• EXERCISE INSTRUCTIONS
Retype the records that come next, word for word.

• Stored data
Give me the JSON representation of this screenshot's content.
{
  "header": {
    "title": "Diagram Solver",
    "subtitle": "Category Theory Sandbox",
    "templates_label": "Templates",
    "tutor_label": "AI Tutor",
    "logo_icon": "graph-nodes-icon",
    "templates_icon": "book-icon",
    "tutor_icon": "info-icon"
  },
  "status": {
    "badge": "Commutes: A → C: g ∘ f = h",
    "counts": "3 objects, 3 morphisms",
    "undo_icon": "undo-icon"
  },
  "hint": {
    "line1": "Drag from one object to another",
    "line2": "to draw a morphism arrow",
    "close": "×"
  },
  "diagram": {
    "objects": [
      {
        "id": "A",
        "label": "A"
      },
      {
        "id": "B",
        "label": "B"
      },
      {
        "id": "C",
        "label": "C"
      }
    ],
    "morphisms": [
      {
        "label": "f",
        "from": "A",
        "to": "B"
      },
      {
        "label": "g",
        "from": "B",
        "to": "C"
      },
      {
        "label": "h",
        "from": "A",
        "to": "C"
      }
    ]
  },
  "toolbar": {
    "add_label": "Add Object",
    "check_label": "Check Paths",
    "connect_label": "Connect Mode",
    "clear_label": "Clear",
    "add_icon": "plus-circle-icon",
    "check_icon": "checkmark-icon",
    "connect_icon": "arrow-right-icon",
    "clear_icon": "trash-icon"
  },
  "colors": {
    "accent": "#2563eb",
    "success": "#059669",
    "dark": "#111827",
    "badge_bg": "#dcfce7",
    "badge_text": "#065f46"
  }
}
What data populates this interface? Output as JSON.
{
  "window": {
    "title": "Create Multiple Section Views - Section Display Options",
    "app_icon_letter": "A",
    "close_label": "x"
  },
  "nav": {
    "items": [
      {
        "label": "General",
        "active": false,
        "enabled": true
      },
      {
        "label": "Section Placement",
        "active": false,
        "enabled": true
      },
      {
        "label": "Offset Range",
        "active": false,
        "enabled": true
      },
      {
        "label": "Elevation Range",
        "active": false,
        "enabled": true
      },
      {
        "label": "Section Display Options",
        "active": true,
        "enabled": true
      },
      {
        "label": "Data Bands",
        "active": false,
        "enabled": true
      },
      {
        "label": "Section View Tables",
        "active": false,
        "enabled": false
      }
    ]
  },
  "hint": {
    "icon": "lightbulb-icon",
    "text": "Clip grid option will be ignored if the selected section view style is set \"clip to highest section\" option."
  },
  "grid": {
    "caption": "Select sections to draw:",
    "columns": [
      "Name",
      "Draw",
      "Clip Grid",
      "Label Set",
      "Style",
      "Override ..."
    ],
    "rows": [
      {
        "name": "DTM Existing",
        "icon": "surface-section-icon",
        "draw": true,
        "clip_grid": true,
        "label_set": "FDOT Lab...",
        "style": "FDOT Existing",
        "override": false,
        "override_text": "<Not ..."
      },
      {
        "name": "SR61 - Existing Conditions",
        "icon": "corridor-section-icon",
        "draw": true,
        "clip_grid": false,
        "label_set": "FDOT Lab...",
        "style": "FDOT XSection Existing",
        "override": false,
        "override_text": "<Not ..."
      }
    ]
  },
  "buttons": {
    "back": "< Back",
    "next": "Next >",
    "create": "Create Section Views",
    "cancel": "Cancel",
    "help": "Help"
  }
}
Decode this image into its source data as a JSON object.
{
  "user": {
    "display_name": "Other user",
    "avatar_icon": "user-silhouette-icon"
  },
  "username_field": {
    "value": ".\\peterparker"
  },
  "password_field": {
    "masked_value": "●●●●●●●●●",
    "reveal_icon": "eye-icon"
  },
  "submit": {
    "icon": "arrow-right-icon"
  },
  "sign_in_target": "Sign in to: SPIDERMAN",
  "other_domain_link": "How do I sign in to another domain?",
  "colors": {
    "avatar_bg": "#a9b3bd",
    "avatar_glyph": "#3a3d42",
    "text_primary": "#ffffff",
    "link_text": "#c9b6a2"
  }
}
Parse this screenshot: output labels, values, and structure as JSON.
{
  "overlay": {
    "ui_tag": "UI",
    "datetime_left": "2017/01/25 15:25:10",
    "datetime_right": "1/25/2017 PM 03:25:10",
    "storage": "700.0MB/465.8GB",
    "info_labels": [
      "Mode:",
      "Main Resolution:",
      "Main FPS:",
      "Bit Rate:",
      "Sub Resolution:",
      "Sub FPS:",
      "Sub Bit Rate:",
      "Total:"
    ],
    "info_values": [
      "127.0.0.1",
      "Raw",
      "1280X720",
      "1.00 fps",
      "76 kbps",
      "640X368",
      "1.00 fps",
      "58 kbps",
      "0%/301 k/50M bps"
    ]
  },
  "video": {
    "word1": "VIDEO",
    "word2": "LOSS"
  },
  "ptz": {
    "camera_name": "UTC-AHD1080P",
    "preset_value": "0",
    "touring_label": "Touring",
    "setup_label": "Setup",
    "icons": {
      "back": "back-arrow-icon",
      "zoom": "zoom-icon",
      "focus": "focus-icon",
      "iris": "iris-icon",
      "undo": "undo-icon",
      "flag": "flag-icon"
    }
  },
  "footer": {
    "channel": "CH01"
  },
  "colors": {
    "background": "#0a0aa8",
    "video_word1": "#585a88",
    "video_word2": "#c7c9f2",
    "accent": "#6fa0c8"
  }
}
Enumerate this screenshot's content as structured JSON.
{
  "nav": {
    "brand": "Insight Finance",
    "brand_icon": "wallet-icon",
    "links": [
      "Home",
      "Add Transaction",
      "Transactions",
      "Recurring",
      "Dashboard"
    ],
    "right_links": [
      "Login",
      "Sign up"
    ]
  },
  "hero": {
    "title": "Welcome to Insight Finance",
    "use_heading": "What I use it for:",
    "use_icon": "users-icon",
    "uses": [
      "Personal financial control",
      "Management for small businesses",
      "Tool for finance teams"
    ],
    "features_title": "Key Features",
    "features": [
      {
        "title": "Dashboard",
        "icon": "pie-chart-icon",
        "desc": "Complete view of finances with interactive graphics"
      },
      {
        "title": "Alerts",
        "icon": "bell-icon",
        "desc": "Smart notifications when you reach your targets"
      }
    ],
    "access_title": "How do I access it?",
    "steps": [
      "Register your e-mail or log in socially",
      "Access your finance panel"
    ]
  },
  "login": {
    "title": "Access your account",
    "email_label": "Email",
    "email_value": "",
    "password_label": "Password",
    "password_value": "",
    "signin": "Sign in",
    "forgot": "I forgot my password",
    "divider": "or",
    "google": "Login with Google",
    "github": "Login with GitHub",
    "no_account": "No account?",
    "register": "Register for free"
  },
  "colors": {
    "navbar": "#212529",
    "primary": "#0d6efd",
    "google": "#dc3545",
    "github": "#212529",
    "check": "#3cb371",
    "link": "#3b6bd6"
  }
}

• RESPONSE FOR THIS EXERCISE
Give me the JSON representation of this screenshot's content.
{
  "header": {
    "title": "Diagram Solver",
    "subtitle": "Category Theory Sandbox",
    "templates_label": "Templates",
    "tutor_label": "AI Tutor",
    "logo_icon": "graph-nodes-icon",
    "templates_icon": "book-icon",
    "tutor_icon": "info-icon"
  },
  "status": {
    "badge": "Commutes: A → C: g ∘ f = h",
    "counts": "3 objects, 3 morphisms",
    "undo_icon": "undo-icon"
  },
  "hint": {
    "line1": "Drag from one object to another",
    "line2": "to draw a morphism arrow",
    "close": "×"
  },
  "diagram": {
    "objects": [
      {
        "id": "A",
        "label": "A"
      },
      {
        "id": "B",
        "label": "B"
      },
      {
        "id": "C",
        "label": "C"
      }
    ],
    "morphisms": [
      {
        "label": "f",
        "from": "A",
        "to": "B"
      },
      {
        "label": "g",
        "from": "B",
        "to": "C"
      },
      {
        "label": "h",
        "from": "A",
        "to": "C"
      }
    ]
  },
  "toolbar": {
    "add_label": "Add Object",
    "check_label": "Check Paths",
    "connect_label": "Connect Mode",
    "clear_label": "Clear",
    "add_icon": "plus-circle-icon",
    "check_icon": "checkmark-icon",
    "connect_icon": "arrow-right-icon",
    "clear_icon": "trash-icon"
  },
  "colors": {
    "accent": "#2563eb",
    "success": "#059669",
    "dark": "#111827",
    "badge_bg": "#dcfce7",
    "badge_text": "#065f46"
  }
}
What data populates this interface? Output as JSON.
{
  "window": {
    "title": "Create Multiple Section Views - Section Display Options",
    "app_icon_letter": "A",
    "close_label": "x"
  },
  "nav": {
    "items": [
      {
        "label": "General",
        "active": false,
        "enabled": true
      },
      {
        "label": "Section Placement",
        "active": false,
        "enabled": true
      },
      {
        "label": "Offset Range",
        "active": false,
        "enabled": true
      },
      {
        "label": "Elevation Range",
        "active": false,
        "enabled": true
      },
      {
        "label": "Section Display Options",
        "active": true,
        "enabled": true
      },
      {
        "label": "Data Bands",
        "active": false,
        "enabled": true
      },
      {
        "label": "Section View Tables",
        "active": false,
        "enabled": false
      }
    ]
  },
  "hint": {
    "icon": "lightbulb-icon",
    "text": "Clip grid option will be ignored if the selected section view style is set \"clip to highest section\" option."
  },
  "grid": {
    "caption": "Select sections to draw:",
    "columns": [
      "Name",
      "Draw",
      "Clip Grid",
      "Label Set",
      "Style",
      "Override ..."
    ],
    "rows": [
      {
        "name": "DTM Existing",
        "icon": "surface-section-icon",
        "draw": true,
        "clip_grid": true,
        "label_set": "FDOT Lab...",
        "style": "FDOT Existing",
        "override": false,
        "override_text": "<Not ..."
      },
      {
        "name": "SR61 - Existing Conditions",
        "icon": "corridor-section-icon",
        "draw": true,
        "clip_grid": false,
        "label_set": "FDOT Lab...",
        "style": "FDOT XSection Existing",
        "override": false,
        "override_text": "<Not ..."
      }
    ]
  },
  "buttons": {
    "back": "< Back",
    "next": "Next >",
    "create": "Create Section Views",
    "cancel": "Cancel",
    "help": "Help"
  }
}
Decode this image into its source data as a JSON object.
{
  "user": {
    "display_name": "Other user",
    "avatar_icon": "user-silhouette-icon"
  },
  "username_field": {
    "value": ".\\peterparker"
  },
  "password_field": {
    "masked_value": "●●●●●●●●●",
    "reveal_icon": "eye-icon"
  },
  "submit": {
    "icon": "arrow-right-icon"
  },
  "sign_in_target": "Sign in to: SPIDERMAN",
  "other_domain_link": "How do I sign in to another domain?",
  "colors": {
    "avatar_bg": "#a9b3bd",
    "avatar_glyph": "#3a3d42",
    "text_primary": "#ffffff",
    "link_text": "#c9b6a2"
  }
}
Parse this screenshot: output labels, values, and structure as JSON.
{
  "overlay": {
    "ui_tag": "UI",
    "datetime_left": "2017/01/25 15:25:10",
    "datetime_right": "1/25/2017 PM 03:25:10",
    "storage": "700.0MB/465.8GB",
    "info_labels": [
      "Mode:",
      "Main Resolution:",
      "Main FPS:",
      "Bit Rate:",
      "Sub Resolution:",
      "Sub FPS:",
      "Sub Bit Rate:",
      "Total:"
    ],
    "info_values": [
      "127.0.0.1",
      "Raw",
      "1280X720",
      "1.00 fps",
      "76 kbps",
      "640X368",
      "1.00 fps",
      "58 kbps",
      "0%/301 k/50M bps"
    ]
  },
  "video": {
    "word1": "VIDEO",
    "word2": "LOSS"
  },
  "ptz": {
    "camera_name": "UTC-AHD1080P",
    "preset_value": "0",
    "touring_label": "Touring",
    "setup_label": "Setup",
    "icons": {
      "back": "back-arrow-icon",
      "zoom": "zoom-icon",
      "focus": "focus-icon",
      "iris": "iris-icon",
      "undo": "undo-icon",
      "flag": "flag-icon"
    }
  },
  "footer": {
    "channel": "CH01"
  },
  "colors": {
    "background": "#0a0aa8",
    "video_word1": "#585a88",
    "video_word2": "#c7c9f2",
    "accent": "#6fa0c8"
  }
}
Enumerate this screenshot's content as structured JSON.
{
  "nav": {
    "brand": "Insight Finance",
    "brand_icon": "wallet-icon",
    "links": [
      "Home",
      "Add Transaction",
      "Transactions",
      "Recurring",
      "Dashboard"
    ],
    "right_links": [
      "Login",
      "Sign up"
    ]
  },
  "hero": {
    "title": "Welcome to Insight Finance",
    "use_heading": "What I use it for:",
    "use_icon": "users-icon",
    "uses": [
      "Personal financial control",
      "Management for small businesses",
      "Tool for finance teams"
    ],
    "features_title": "Key Features",
    "features": [
      {
        "title": "Dashboard",
        "icon": "pie-chart-icon",
        "desc": "Complete view of finances with interactive graphics"
      },
      {
        "title": "Alerts",
        "icon": "bell-icon",
        "desc": "Smart notifications when you reach your targets"
      }
    ],
    "access_title": "How do I access it?",
    "steps": [
      "Register your e-mail or log in socially",
      "Access your finance panel"
    ]
  },
  "login": {
    "title": "Access your account",
    "email_label": "Email",
    "email_value": "",
    "password_label": "Password",
    "password_value": "",
    "signin": "Sign in",
    "forgot": "I forgot my password",
    "divider": "or",
    "google": "Login with Google",
    "github": "Login with GitHub",
    "no_account": "No account?",
    "register": "Register for free"
  },
  "colors": {
    "navbar": "#212529",
    "primary": "#0d6efd",
    "google": "#dc3545",
    "github": "#212529",
    "check": "#3cb371",
    "link": "#3b6bd6"
  }
}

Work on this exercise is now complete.